Aim. Select from the records below every line that has the word "text" in it.

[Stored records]

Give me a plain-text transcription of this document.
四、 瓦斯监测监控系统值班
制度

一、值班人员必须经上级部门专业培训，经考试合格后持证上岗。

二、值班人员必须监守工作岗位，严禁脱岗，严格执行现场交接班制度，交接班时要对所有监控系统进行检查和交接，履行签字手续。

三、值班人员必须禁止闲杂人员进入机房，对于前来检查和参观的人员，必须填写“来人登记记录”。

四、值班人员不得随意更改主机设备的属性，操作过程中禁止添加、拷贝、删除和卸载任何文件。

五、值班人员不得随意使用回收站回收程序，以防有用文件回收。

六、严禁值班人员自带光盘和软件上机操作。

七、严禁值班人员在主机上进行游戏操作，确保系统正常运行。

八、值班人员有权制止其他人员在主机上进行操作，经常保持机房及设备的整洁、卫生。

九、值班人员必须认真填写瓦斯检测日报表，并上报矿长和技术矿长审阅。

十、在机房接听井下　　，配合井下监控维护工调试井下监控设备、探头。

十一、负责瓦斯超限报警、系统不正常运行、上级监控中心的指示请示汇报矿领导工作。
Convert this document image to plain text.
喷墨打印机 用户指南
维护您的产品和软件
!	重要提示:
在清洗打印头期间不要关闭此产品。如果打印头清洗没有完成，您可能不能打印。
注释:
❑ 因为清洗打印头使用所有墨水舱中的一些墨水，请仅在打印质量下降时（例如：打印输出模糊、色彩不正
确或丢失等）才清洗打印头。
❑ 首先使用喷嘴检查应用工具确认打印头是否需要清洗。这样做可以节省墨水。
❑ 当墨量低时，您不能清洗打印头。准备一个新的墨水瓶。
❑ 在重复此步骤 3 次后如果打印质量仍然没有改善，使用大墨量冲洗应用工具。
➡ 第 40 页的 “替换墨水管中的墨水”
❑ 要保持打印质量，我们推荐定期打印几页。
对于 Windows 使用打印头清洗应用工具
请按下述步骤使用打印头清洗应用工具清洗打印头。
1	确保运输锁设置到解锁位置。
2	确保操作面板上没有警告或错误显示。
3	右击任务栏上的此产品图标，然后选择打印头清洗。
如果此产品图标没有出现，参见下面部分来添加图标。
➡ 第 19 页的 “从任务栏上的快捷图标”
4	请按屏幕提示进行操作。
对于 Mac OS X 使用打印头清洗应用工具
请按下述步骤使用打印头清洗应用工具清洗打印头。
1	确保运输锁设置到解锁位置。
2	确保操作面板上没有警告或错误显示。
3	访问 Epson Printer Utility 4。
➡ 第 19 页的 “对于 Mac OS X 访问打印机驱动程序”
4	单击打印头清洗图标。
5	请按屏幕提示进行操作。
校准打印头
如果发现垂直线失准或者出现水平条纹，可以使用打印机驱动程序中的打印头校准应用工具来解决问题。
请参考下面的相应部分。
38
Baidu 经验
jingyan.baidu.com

Finished answer.
Give me a plain-text transcription of this document.
Convert this document image to plain text.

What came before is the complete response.